━━━━━ DATA IN THIS EXERCISE

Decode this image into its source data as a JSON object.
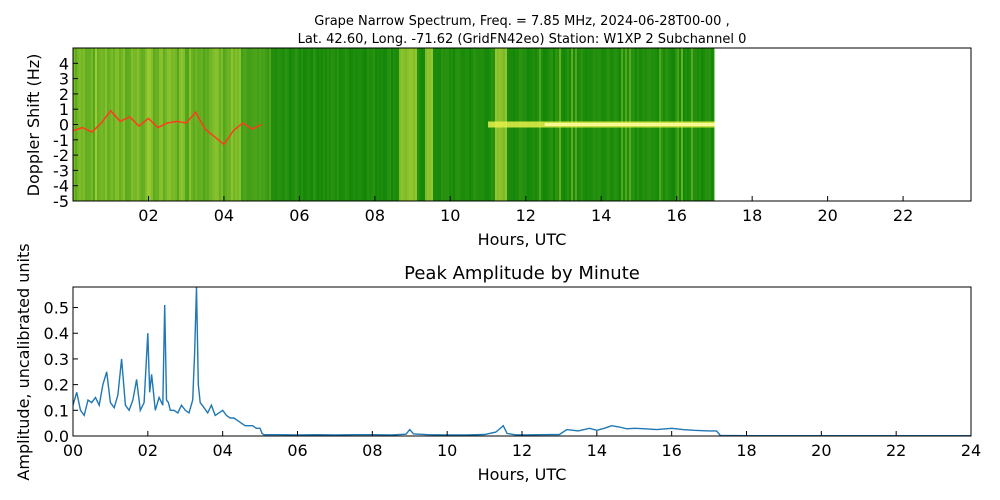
{
  "chart_data": [
    {
      "type": "heatmap",
      "title_line1": "Grape Narrow Spectrum, Freq. = 7.85 MHz, 2024-06-28T00-00 ,",
      "title_line2": "Lat.  42.60, Long. -71.62 (GridFN42eo) Station: W1XP 2 Subchannel 0",
      "xlabel": "Hours, UTC",
      "ylabel": "Doppler Shift (Hz)",
      "xlim": [
        0,
        23.8
      ],
      "ylim": [
        -5,
        5
      ],
      "data_end_hour": 17,
      "x_ticks": [
        "02",
        "04",
        "06",
        "08",
        "10",
        "12",
        "14",
        "16",
        "18",
        "20",
        "22"
      ],
      "y_ticks": [
        "4",
        "3",
        "2",
        "1",
        "0",
        "-1",
        "-2",
        "-3",
        "-4",
        "-5"
      ],
      "colors": {
        "background": "#058005",
        "signal": "#e8f04a",
        "peak_trace": "#ff3b1f"
      },
      "peak_doppler_trace": {
        "x": [
          0.0,
          0.25,
          0.5,
          0.75,
          1.0,
          1.25,
          1.5,
          1.75,
          2.0,
          2.25,
          2.5,
          2.75,
          3.0,
          3.25,
          3.5,
          3.75,
          4.0,
          4.25,
          4.5,
          4.75,
          5.0
        ],
        "y": [
          -0.4,
          -0.2,
          -0.5,
          0.1,
          0.9,
          0.2,
          0.5,
          -0.1,
          0.4,
          -0.2,
          0.1,
          0.2,
          0.1,
          0.8,
          -0.3,
          -0.8,
          -1.3,
          -0.4,
          0.1,
          -0.3,
          0.0
        ]
      }
    },
    {
      "type": "line",
      "title": "Peak Amplitude by Minute",
      "xlabel": "Hours, UTC",
      "ylabel": "Amplitude, uncalibrated units",
      "xlim": [
        0,
        24
      ],
      "ylim": [
        0,
        0.58
      ],
      "x_ticks": [
        "00",
        "02",
        "04",
        "06",
        "08",
        "10",
        "12",
        "14",
        "16",
        "18",
        "20",
        "22",
        "24"
      ],
      "y_ticks": [
        "0.0",
        "0.1",
        "0.2",
        "0.3",
        "0.4",
        "0.5"
      ],
      "color": "#1f77b4",
      "series": [
        {
          "x": [
            0.0,
            0.1,
            0.2,
            0.3,
            0.4,
            0.5,
            0.6,
            0.7,
            0.8,
            0.9,
            1.0,
            1.1,
            1.2,
            1.3,
            1.4,
            1.5,
            1.6,
            1.7,
            1.8,
            1.9,
            2.0,
            2.05,
            2.1,
            2.2,
            2.3,
            2.4,
            2.45,
            2.5,
            2.55,
            2.6,
            2.7,
            2.8,
            2.9,
            3.0,
            3.1,
            3.2,
            3.25,
            3.3,
            3.35,
            3.4,
            3.5,
            3.6,
            3.7,
            3.8,
            3.9,
            4.0,
            4.1,
            4.2,
            4.3,
            4.4,
            4.5,
            4.6,
            4.7,
            4.8,
            4.9,
            5.0,
            5.05,
            5.1,
            5.5,
            6.0,
            6.5,
            7.0,
            7.5,
            8.0,
            8.5,
            8.9,
            9.0,
            9.1,
            9.5,
            10.0,
            10.5,
            11.0,
            11.3,
            11.5,
            11.6,
            11.8,
            12.0,
            12.5,
            13.0,
            13.2,
            13.5,
            13.8,
            14.0,
            14.2,
            14.4,
            14.6,
            14.8,
            15.0,
            15.3,
            15.6,
            16.0,
            16.3,
            16.6,
            17.0,
            17.2,
            17.3,
            18.0,
            20.0,
            22.0,
            24.0
          ],
          "y": [
            0.12,
            0.17,
            0.1,
            0.08,
            0.14,
            0.13,
            0.15,
            0.12,
            0.2,
            0.25,
            0.13,
            0.11,
            0.16,
            0.3,
            0.12,
            0.1,
            0.14,
            0.22,
            0.1,
            0.13,
            0.4,
            0.17,
            0.24,
            0.1,
            0.15,
            0.12,
            0.51,
            0.14,
            0.13,
            0.1,
            0.1,
            0.09,
            0.12,
            0.1,
            0.09,
            0.14,
            0.32,
            0.58,
            0.2,
            0.13,
            0.11,
            0.09,
            0.12,
            0.08,
            0.09,
            0.1,
            0.08,
            0.07,
            0.07,
            0.06,
            0.05,
            0.04,
            0.04,
            0.04,
            0.03,
            0.03,
            0.01,
            0.005,
            0.005,
            0.004,
            0.005,
            0.004,
            0.005,
            0.005,
            0.004,
            0.007,
            0.025,
            0.008,
            0.005,
            0.004,
            0.004,
            0.006,
            0.015,
            0.04,
            0.01,
            0.005,
            0.004,
            0.005,
            0.006,
            0.025,
            0.02,
            0.03,
            0.022,
            0.03,
            0.04,
            0.035,
            0.028,
            0.03,
            0.028,
            0.025,
            0.03,
            0.025,
            0.022,
            0.02,
            0.02,
            0.002,
            0.001,
            0.001,
            0.001,
            0.001
          ]
        }
      ]
    }
  ]
}
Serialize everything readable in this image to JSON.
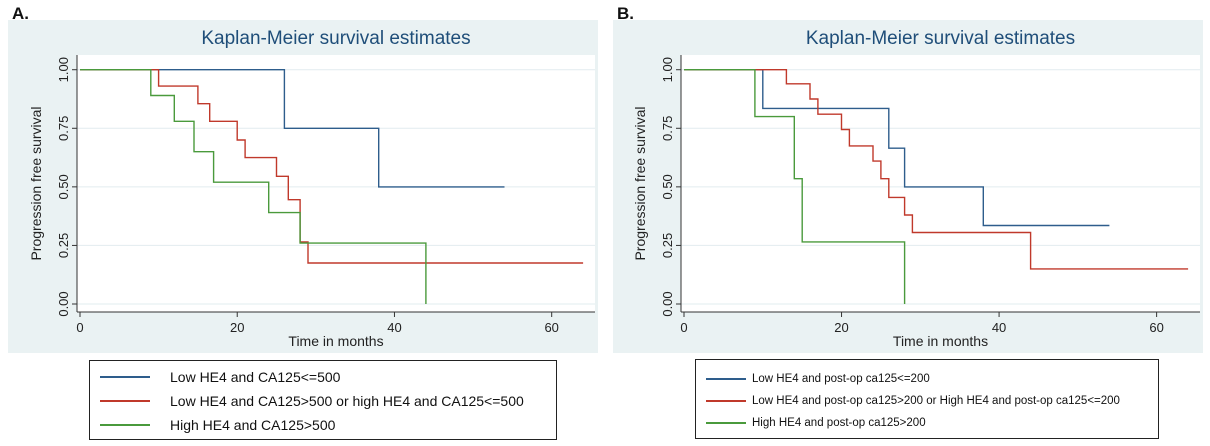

━━━━━━━━━━

**YOUR OBJECTIVE:** Return all of the data exactly as written, and drop the pictures.

**RESULT OF THE TASK:**
Decode this image into its source data as a JSON object.
{
  "chart_data": [
    {
      "type": "heatmap",
      "title_line1": "Grape Narrow Spectrum, Freq. = 7.85 MHz, 2024-06-28T00-00 ,",
      "title_line2": "Lat.  42.60, Long. -71.62 (GridFN42eo) Station: W1XP 2 Subchannel 0",
      "xlabel": "Hours, UTC",
      "ylabel": "Doppler Shift (Hz)",
      "xlim": [
        0,
        23.8
      ],
      "ylim": [
        -5,
        5
      ],
      "data_end_hour": 17,
      "x_ticks": [
        "02",
        "04",
        "06",
        "08",
        "10",
        "12",
        "14",
        "16",
        "18",
        "20",
        "22"
      ],
      "y_ticks": [
        "4",
        "3",
        "2",
        "1",
        "0",
        "-1",
        "-2",
        "-3",
        "-4",
        "-5"
      ],
      "colors": {
        "background": "#058005",
        "signal": "#e8f04a",
        "peak_trace": "#ff3b1f"
      },
      "peak_doppler_trace": {
        "x": [
          0.0,
          0.25,
          0.5,
          0.75,
          1.0,
          1.25,
          1.5,
          1.75,
          2.0,
          2.25,
          2.5,
          2.75,
          3.0,
          3.25,
          3.5,
          3.75,
          4.0,
          4.25,
          4.5,
          4.75,
          5.0
        ],
        "y": [
          -0.4,
          -0.2,
          -0.5,
          0.1,
          0.9,
          0.2,
          0.5,
          -0.1,
          0.4,
          -0.2,
          0.1,
          0.2,
          0.1,
          0.8,
          -0.3,
          -0.8,
          -1.3,
          -0.4,
          0.1,
          -0.3,
          0.0
        ]
      }
    },
    {
      "type": "line",
      "title": "Peak Amplitude by Minute",
      "xlabel": "Hours, UTC",
      "ylabel": "Amplitude, uncalibrated units",
      "xlim": [
        0,
        24
      ],
      "ylim": [
        0,
        0.58
      ],
      "x_ticks": [
        "00",
        "02",
        "04",
        "06",
        "08",
        "10",
        "12",
        "14",
        "16",
        "18",
        "20",
        "22",
        "24"
      ],
      "y_ticks": [
        "0.0",
        "0.1",
        "0.2",
        "0.3",
        "0.4",
        "0.5"
      ],
      "color": "#1f77b4",
      "series": [
        {
          "x": [
            0.0,
            0.1,
            0.2,
            0.3,
            0.4,
            0.5,
            0.6,
            0.7,
            0.8,
            0.9,
            1.0,
            1.1,
            1.2,
            1.3,
            1.4,
            1.5,
            1.6,
            1.7,
            1.8,
            1.9,
            2.0,
            2.05,
            2.1,
            2.2,
            2.3,
            2.4,
            2.45,
            2.5,
            2.55,
            2.6,
            2.7,
            2.8,
            2.9,
            3.0,
            3.1,
            3.2,
            3.25,
            3.3,
            3.35,
            3.4,
            3.5,
            3.6,
            3.7,
            3.8,
            3.9,
            4.0,
            4.1,
            4.2,
            4.3,
            4.4,
            4.5,
            4.6,
            4.7,
            4.8,
            4.9,
            5.0,
            5.05,
            5.1,
            5.5,
            6.0,
            6.5,
            7.0,
            7.5,
            8.0,
            8.5,
            8.9,
            9.0,
            9.1,
            9.5,
            10.0,
            10.5,
            11.0,
            11.3,
            11.5,
            11.6,
            11.8,
            12.0,
            12.5,
            13.0,
            13.2,
            13.5,
            13.8,
            14.0,
            14.2,
            14.4,
            14.6,
            14.8,
            15.0,
            15.3,
            15.6,
            16.0,
            16.3,
            16.6,
            17.0,
            17.2,
            17.3,
            18.0,
            20.0,
            22.0,
            24.0
          ],
          "y": [
            0.12,
            0.17,
            0.1,
            0.08,
            0.14,
            0.13,
            0.15,
            0.12,
            0.2,
            0.25,
            0.13,
            0.11,
            0.16,
            0.3,
            0.12,
            0.1,
            0.14,
            0.22,
            0.1,
            0.13,
            0.4,
            0.17,
            0.24,
            0.1,
            0.15,
            0.12,
            0.51,
            0.14,
            0.13,
            0.1,
            0.1,
            0.09,
            0.12,
            0.1,
            0.09,
            0.14,
            0.32,
            0.58,
            0.2,
            0.13,
            0.11,
            0.09,
            0.12,
            0.08,
            0.09,
            0.1,
            0.08,
            0.07,
            0.07,
            0.06,
            0.05,
            0.04,
            0.04,
            0.04,
            0.03,
            0.03,
            0.01,
            0.005,
            0.005,
            0.004,
            0.005,
            0.004,
            0.005,
            0.005,
            0.004,
            0.007,
            0.025,
            0.008,
            0.005,
            0.004,
            0.004,
            0.006,
            0.015,
            0.04,
            0.01,
            0.005,
            0.004,
            0.005,
            0.006,
            0.025,
            0.02,
            0.03,
            0.022,
            0.03,
            0.04,
            0.035,
            0.028,
            0.03,
            0.028,
            0.025,
            0.03,
            0.025,
            0.022,
            0.02,
            0.02,
            0.002,
            0.001,
            0.001,
            0.001,
            0.001
          ]
        }
      ]
    }
  ]
}
Serialize everything readable in this image to JSON.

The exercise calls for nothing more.